Given problem: Print every line of the listing below without any change, leaving out the pictures.

========================

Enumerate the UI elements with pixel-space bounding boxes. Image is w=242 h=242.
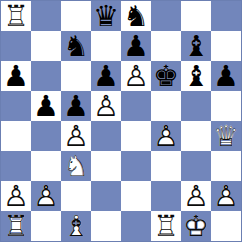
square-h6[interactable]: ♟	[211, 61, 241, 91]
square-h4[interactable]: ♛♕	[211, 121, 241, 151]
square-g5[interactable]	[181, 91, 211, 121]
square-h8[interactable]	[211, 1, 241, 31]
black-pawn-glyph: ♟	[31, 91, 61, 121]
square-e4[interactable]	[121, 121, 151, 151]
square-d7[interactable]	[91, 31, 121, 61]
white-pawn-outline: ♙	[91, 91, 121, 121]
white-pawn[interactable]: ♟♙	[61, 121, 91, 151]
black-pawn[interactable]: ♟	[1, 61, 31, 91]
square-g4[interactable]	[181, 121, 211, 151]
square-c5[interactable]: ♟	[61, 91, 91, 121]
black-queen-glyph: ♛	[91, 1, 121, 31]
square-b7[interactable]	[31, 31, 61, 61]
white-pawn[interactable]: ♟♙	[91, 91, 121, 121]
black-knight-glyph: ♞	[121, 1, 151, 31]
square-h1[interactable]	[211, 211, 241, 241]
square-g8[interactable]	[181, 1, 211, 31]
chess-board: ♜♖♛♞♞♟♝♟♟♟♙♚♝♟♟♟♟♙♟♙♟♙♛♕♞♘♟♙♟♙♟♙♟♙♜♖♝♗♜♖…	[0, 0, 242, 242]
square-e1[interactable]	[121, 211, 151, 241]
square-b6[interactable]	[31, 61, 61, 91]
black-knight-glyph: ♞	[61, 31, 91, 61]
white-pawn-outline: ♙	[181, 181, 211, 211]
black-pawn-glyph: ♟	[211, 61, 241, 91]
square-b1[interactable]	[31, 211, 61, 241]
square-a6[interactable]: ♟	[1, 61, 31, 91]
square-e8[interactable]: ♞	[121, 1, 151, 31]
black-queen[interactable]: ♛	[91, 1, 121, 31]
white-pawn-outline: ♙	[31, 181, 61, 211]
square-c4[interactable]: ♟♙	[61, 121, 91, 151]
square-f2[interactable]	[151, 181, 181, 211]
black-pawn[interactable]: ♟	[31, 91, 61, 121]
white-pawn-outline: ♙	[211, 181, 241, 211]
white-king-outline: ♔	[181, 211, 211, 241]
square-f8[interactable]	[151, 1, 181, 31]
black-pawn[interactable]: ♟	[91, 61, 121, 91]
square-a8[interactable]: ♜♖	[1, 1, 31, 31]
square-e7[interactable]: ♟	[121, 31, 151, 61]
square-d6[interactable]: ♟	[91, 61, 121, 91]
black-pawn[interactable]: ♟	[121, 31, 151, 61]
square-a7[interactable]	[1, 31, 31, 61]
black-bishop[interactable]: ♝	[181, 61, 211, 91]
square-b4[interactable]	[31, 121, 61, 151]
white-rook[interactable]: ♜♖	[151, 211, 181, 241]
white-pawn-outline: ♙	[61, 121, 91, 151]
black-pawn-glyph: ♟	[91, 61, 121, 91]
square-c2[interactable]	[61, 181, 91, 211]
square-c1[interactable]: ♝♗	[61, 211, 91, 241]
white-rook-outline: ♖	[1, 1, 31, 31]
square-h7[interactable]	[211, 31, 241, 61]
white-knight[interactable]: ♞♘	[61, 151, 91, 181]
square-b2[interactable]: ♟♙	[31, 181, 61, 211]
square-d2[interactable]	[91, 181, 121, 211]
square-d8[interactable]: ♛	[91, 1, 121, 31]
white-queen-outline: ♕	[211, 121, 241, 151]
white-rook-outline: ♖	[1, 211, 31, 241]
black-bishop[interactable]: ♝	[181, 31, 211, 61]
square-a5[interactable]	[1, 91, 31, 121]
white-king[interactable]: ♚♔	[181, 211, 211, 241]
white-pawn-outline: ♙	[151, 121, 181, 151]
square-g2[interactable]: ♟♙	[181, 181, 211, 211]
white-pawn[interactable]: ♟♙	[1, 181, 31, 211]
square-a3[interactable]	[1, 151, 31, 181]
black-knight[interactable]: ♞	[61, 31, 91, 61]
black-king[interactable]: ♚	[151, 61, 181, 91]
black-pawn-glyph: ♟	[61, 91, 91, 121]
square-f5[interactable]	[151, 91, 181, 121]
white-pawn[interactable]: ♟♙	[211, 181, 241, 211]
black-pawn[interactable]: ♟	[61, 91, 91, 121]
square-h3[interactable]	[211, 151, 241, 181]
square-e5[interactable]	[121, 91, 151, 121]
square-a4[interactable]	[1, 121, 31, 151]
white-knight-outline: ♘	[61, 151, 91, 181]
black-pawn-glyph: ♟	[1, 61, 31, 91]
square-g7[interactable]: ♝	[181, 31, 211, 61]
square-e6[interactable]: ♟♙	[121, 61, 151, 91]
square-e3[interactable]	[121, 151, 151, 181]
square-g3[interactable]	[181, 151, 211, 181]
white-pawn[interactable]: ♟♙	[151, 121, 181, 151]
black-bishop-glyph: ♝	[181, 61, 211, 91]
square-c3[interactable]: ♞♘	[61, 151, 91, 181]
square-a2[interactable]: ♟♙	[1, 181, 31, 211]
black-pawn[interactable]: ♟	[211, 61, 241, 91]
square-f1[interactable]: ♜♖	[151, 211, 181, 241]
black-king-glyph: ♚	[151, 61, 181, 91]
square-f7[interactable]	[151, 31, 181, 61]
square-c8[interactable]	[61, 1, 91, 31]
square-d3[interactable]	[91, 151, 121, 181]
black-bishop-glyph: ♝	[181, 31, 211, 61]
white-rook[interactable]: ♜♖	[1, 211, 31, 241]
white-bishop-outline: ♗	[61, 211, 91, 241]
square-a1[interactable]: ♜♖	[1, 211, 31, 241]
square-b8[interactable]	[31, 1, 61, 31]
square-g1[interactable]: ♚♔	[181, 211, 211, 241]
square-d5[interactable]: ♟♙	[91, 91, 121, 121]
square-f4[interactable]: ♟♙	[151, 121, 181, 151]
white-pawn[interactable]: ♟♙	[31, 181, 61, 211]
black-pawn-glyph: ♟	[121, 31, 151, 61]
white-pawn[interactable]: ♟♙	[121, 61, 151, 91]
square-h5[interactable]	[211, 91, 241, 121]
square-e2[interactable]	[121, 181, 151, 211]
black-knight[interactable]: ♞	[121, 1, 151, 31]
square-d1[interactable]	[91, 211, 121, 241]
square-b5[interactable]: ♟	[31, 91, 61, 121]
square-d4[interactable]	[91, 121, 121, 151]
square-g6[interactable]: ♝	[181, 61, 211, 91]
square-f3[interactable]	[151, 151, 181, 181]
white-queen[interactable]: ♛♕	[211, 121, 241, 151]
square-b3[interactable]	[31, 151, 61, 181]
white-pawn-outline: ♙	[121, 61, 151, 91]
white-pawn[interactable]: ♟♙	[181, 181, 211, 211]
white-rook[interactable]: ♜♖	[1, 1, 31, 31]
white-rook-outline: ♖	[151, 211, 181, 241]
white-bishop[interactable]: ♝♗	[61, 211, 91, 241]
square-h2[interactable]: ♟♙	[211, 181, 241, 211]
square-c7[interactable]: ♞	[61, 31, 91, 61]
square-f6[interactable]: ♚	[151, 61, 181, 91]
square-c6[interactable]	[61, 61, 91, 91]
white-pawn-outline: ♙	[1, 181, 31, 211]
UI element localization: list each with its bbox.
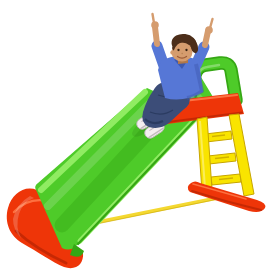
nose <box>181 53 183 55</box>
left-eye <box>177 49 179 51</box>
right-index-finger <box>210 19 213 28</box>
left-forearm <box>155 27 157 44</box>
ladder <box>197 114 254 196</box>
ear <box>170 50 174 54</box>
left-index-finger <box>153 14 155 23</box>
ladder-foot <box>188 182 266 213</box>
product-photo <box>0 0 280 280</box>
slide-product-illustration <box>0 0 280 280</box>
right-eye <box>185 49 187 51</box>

========================

Response to this task:
Enumerate the UI elements with pixel-space bounding boxes. Image is w=242 h=242.
square-h6[interactable]: ♟	[211, 61, 241, 91]
square-h4[interactable]: ♛♕	[211, 121, 241, 151]
square-g5[interactable]	[181, 91, 211, 121]
square-h8[interactable]	[211, 1, 241, 31]
black-pawn-glyph: ♟	[31, 91, 61, 121]
square-e4[interactable]	[121, 121, 151, 151]
square-d7[interactable]	[91, 31, 121, 61]
white-pawn-outline: ♙	[91, 91, 121, 121]
white-pawn[interactable]: ♟♙	[61, 121, 91, 151]
black-pawn[interactable]: ♟	[1, 61, 31, 91]
square-g4[interactable]	[181, 121, 211, 151]
square-c5[interactable]: ♟	[61, 91, 91, 121]
black-queen-glyph: ♛	[91, 1, 121, 31]
square-b7[interactable]	[31, 31, 61, 61]
white-pawn[interactable]: ♟♙	[91, 91, 121, 121]
black-knight-glyph: ♞	[121, 1, 151, 31]
square-h1[interactable]	[211, 211, 241, 241]
square-g8[interactable]	[181, 1, 211, 31]
chess-board: ♜♖♛♞♞♟♝♟♟♟♙♚♝♟♟♟♟♙♟♙♟♙♛♕♞♘♟♙♟♙♟♙♟♙♜♖♝♗♜♖…	[0, 0, 242, 242]
square-e1[interactable]	[121, 211, 151, 241]
square-b6[interactable]	[31, 61, 61, 91]
black-knight-glyph: ♞	[61, 31, 91, 61]
white-pawn-outline: ♙	[181, 181, 211, 211]
black-pawn-glyph: ♟	[211, 61, 241, 91]
square-b1[interactable]	[31, 211, 61, 241]
square-a6[interactable]: ♟	[1, 61, 31, 91]
square-e8[interactable]: ♞	[121, 1, 151, 31]
black-queen[interactable]: ♛	[91, 1, 121, 31]
white-pawn-outline: ♙	[31, 181, 61, 211]
square-c4[interactable]: ♟♙	[61, 121, 91, 151]
square-f2[interactable]	[151, 181, 181, 211]
black-pawn[interactable]: ♟	[31, 91, 61, 121]
white-pawn-outline: ♙	[211, 181, 241, 211]
white-king-outline: ♔	[181, 211, 211, 241]
square-f8[interactable]	[151, 1, 181, 31]
black-pawn[interactable]: ♟	[91, 61, 121, 91]
square-a8[interactable]: ♜♖	[1, 1, 31, 31]
square-e7[interactable]: ♟	[121, 31, 151, 61]
square-d6[interactable]: ♟	[91, 61, 121, 91]
black-pawn[interactable]: ♟	[121, 31, 151, 61]
square-a7[interactable]	[1, 31, 31, 61]
black-bishop[interactable]: ♝	[181, 61, 211, 91]
square-b4[interactable]	[31, 121, 61, 151]
white-rook[interactable]: ♜♖	[151, 211, 181, 241]
white-pawn-outline: ♙	[61, 121, 91, 151]
black-pawn-glyph: ♟	[91, 61, 121, 91]
square-c2[interactable]	[61, 181, 91, 211]
square-c1[interactable]: ♝♗	[61, 211, 91, 241]
white-rook-outline: ♖	[1, 1, 31, 31]
square-h7[interactable]	[211, 31, 241, 61]
white-knight[interactable]: ♞♘	[61, 151, 91, 181]
square-b2[interactable]: ♟♙	[31, 181, 61, 211]
square-d2[interactable]	[91, 181, 121, 211]
square-d8[interactable]: ♛	[91, 1, 121, 31]
white-queen-outline: ♕	[211, 121, 241, 151]
white-rook-outline: ♖	[1, 211, 31, 241]
black-bishop[interactable]: ♝	[181, 31, 211, 61]
square-a5[interactable]	[1, 91, 31, 121]
white-king[interactable]: ♚♔	[181, 211, 211, 241]
white-pawn-outline: ♙	[151, 121, 181, 151]
square-g2[interactable]: ♟♙	[181, 181, 211, 211]
white-pawn[interactable]: ♟♙	[1, 181, 31, 211]
square-a3[interactable]	[1, 151, 31, 181]
black-knight[interactable]: ♞	[61, 31, 91, 61]
black-king[interactable]: ♚	[151, 61, 181, 91]
black-pawn-glyph: ♟	[61, 91, 91, 121]
square-f5[interactable]	[151, 91, 181, 121]
white-pawn[interactable]: ♟♙	[211, 181, 241, 211]
black-pawn[interactable]: ♟	[61, 91, 91, 121]
square-h3[interactable]	[211, 151, 241, 181]
square-e5[interactable]	[121, 91, 151, 121]
square-a4[interactable]	[1, 121, 31, 151]
white-knight-outline: ♘	[61, 151, 91, 181]
black-pawn-glyph: ♟	[1, 61, 31, 91]
square-g7[interactable]: ♝	[181, 31, 211, 61]
square-e6[interactable]: ♟♙	[121, 61, 151, 91]
square-e3[interactable]	[121, 151, 151, 181]
square-g3[interactable]	[181, 151, 211, 181]
white-pawn[interactable]: ♟♙	[151, 121, 181, 151]
black-bishop-glyph: ♝	[181, 61, 211, 91]
square-c3[interactable]: ♞♘	[61, 151, 91, 181]
square-a2[interactable]: ♟♙	[1, 181, 31, 211]
black-pawn[interactable]: ♟	[211, 61, 241, 91]
square-f1[interactable]: ♜♖	[151, 211, 181, 241]
black-king-glyph: ♚	[151, 61, 181, 91]
square-f7[interactable]	[151, 31, 181, 61]
square-c8[interactable]	[61, 1, 91, 31]
square-d3[interactable]	[91, 151, 121, 181]
black-bishop-glyph: ♝	[181, 31, 211, 61]
white-rook[interactable]: ♜♖	[1, 211, 31, 241]
white-bishop-outline: ♗	[61, 211, 91, 241]
square-a1[interactable]: ♜♖	[1, 211, 31, 241]
square-b8[interactable]	[31, 1, 61, 31]
square-g1[interactable]: ♚♔	[181, 211, 211, 241]
square-d5[interactable]: ♟♙	[91, 91, 121, 121]
square-f4[interactable]: ♟♙	[151, 121, 181, 151]
white-pawn[interactable]: ♟♙	[31, 181, 61, 211]
black-pawn-glyph: ♟	[121, 31, 151, 61]
white-pawn[interactable]: ♟♙	[121, 61, 151, 91]
square-h5[interactable]	[211, 91, 241, 121]
square-e2[interactable]	[121, 181, 151, 211]
black-knight[interactable]: ♞	[121, 1, 151, 31]
square-d1[interactable]	[91, 211, 121, 241]
square-b5[interactable]: ♟	[31, 91, 61, 121]
square-d4[interactable]	[91, 121, 121, 151]
square-g6[interactable]: ♝	[181, 61, 211, 91]
square-f3[interactable]	[151, 151, 181, 181]
white-queen[interactable]: ♛♕	[211, 121, 241, 151]
square-b3[interactable]	[31, 151, 61, 181]
white-pawn-outline: ♙	[121, 61, 151, 91]
white-pawn[interactable]: ♟♙	[181, 181, 211, 211]
white-rook[interactable]: ♜♖	[1, 1, 31, 31]
white-rook-outline: ♖	[151, 211, 181, 241]
white-bishop[interactable]: ♝♗	[61, 211, 91, 241]
square-h2[interactable]: ♟♙	[211, 181, 241, 211]
square-c7[interactable]: ♞	[61, 31, 91, 61]
square-f6[interactable]: ♚	[151, 61, 181, 91]
square-c6[interactable]	[61, 61, 91, 91]
white-pawn-outline: ♙	[1, 181, 31, 211]
UI element localization: list each with its bbox.
nose <box>181 53 183 55</box>
left-eye <box>177 49 179 51</box>
right-index-finger <box>210 19 213 28</box>
left-forearm <box>155 27 157 44</box>
ladder <box>197 114 254 196</box>
ear <box>170 50 174 54</box>
left-index-finger <box>153 14 155 23</box>
ladder-foot <box>188 182 266 213</box>
product-photo <box>0 0 280 280</box>
slide-product-illustration <box>0 0 280 280</box>
right-eye <box>185 49 187 51</box>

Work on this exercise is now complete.